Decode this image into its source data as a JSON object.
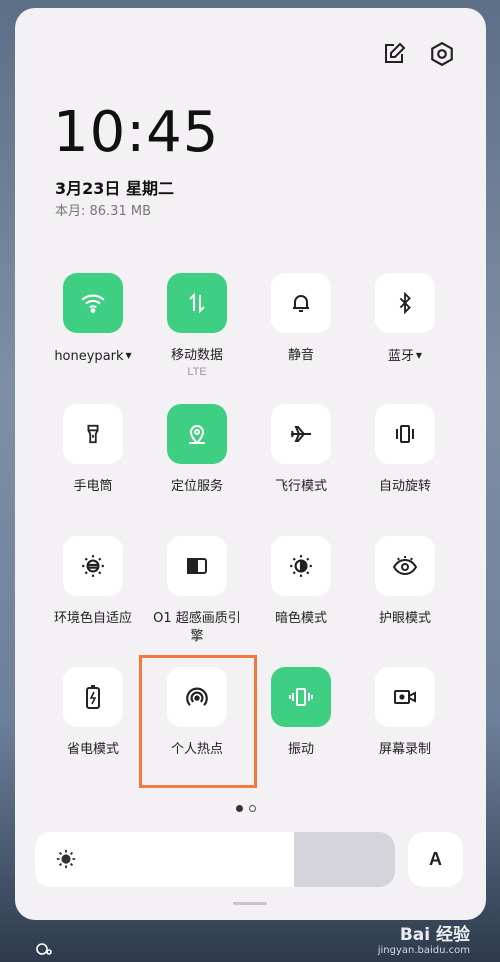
{
  "status": {
    "time": "10:45",
    "date": "3月23日  星期二",
    "data_usage": "本月: 86.31 MB"
  },
  "header_icons": [
    "edit-icon",
    "settings-icon"
  ],
  "tiles": [
    {
      "label": "honeypark",
      "dropdown": true,
      "active": true,
      "icon": "wifi-icon"
    },
    {
      "label": "移动数据",
      "sub": "LTE",
      "active": true,
      "icon": "mobile-data-icon"
    },
    {
      "label": "静音",
      "active": false,
      "icon": "bell-icon"
    },
    {
      "label": "蓝牙",
      "dropdown": true,
      "active": false,
      "icon": "bluetooth-icon"
    },
    {
      "label": "手电筒",
      "active": false,
      "icon": "flashlight-icon"
    },
    {
      "label": "定位服务",
      "active": true,
      "icon": "location-icon"
    },
    {
      "label": "飞行模式",
      "active": false,
      "icon": "airplane-icon"
    },
    {
      "label": "自动旋转",
      "active": false,
      "icon": "rotate-icon"
    },
    {
      "label": "环境色自适应",
      "active": false,
      "icon": "ambient-color-icon"
    },
    {
      "label": "O1 超感画质引擎",
      "active": false,
      "icon": "display-engine-icon"
    },
    {
      "label": "暗色模式",
      "active": false,
      "icon": "dark-mode-icon"
    },
    {
      "label": "护眼模式",
      "active": false,
      "icon": "eye-icon"
    },
    {
      "label": "省电模式",
      "active": false,
      "icon": "battery-icon"
    },
    {
      "label": "个人热点",
      "active": false,
      "icon": "hotspot-icon",
      "highlighted": true
    },
    {
      "label": "振动",
      "active": true,
      "icon": "vibrate-icon"
    },
    {
      "label": "屏幕录制",
      "active": false,
      "icon": "screen-record-icon"
    }
  ],
  "pager": {
    "current": 1,
    "total": 2
  },
  "brightness": {
    "level": 0.72,
    "icon": "sun-icon"
  },
  "font_button": {
    "label": "A"
  },
  "watermark": {
    "line1": "Bai 经验",
    "line2": "jingyan.baidu.com"
  },
  "colors": {
    "accent_on": "#3ecf82",
    "highlight": "#f07a3f"
  }
}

__________________________________________________

▶ Exercise prompt
Print the full listing exactly, dropping the pictures.

▶ Solution
Decode this image into its source data as a JSON object.
{
  "status": {
    "time": "10:45",
    "date": "3月23日  星期二",
    "data_usage": "本月: 86.31 MB"
  },
  "header_icons": [
    "edit-icon",
    "settings-icon"
  ],
  "tiles": [
    {
      "label": "honeypark",
      "dropdown": true,
      "active": true,
      "icon": "wifi-icon"
    },
    {
      "label": "移动数据",
      "sub": "LTE",
      "active": true,
      "icon": "mobile-data-icon"
    },
    {
      "label": "静音",
      "active": false,
      "icon": "bell-icon"
    },
    {
      "label": "蓝牙",
      "dropdown": true,
      "active": false,
      "icon": "bluetooth-icon"
    },
    {
      "label": "手电筒",
      "active": false,
      "icon": "flashlight-icon"
    },
    {
      "label": "定位服务",
      "active": true,
      "icon": "location-icon"
    },
    {
      "label": "飞行模式",
      "active": false,
      "icon": "airplane-icon"
    },
    {
      "label": "自动旋转",
      "active": false,
      "icon": "rotate-icon"
    },
    {
      "label": "环境色自适应",
      "active": false,
      "icon": "ambient-color-icon"
    },
    {
      "label": "O1 超感画质引擎",
      "active": false,
      "icon": "display-engine-icon"
    },
    {
      "label": "暗色模式",
      "active": false,
      "icon": "dark-mode-icon"
    },
    {
      "label": "护眼模式",
      "active": false,
      "icon": "eye-icon"
    },
    {
      "label": "省电模式",
      "active": false,
      "icon": "battery-icon"
    },
    {
      "label": "个人热点",
      "active": false,
      "icon": "hotspot-icon",
      "highlighted": true
    },
    {
      "label": "振动",
      "active": true,
      "icon": "vibrate-icon"
    },
    {
      "label": "屏幕录制",
      "active": false,
      "icon": "screen-record-icon"
    }
  ],
  "pager": {
    "current": 1,
    "total": 2
  },
  "brightness": {
    "level": 0.72,
    "icon": "sun-icon"
  },
  "font_button": {
    "label": "A"
  },
  "watermark": {
    "line1": "Bai 经验",
    "line2": "jingyan.baidu.com"
  },
  "colors": {
    "accent_on": "#3ecf82",
    "highlight": "#f07a3f"
  }
}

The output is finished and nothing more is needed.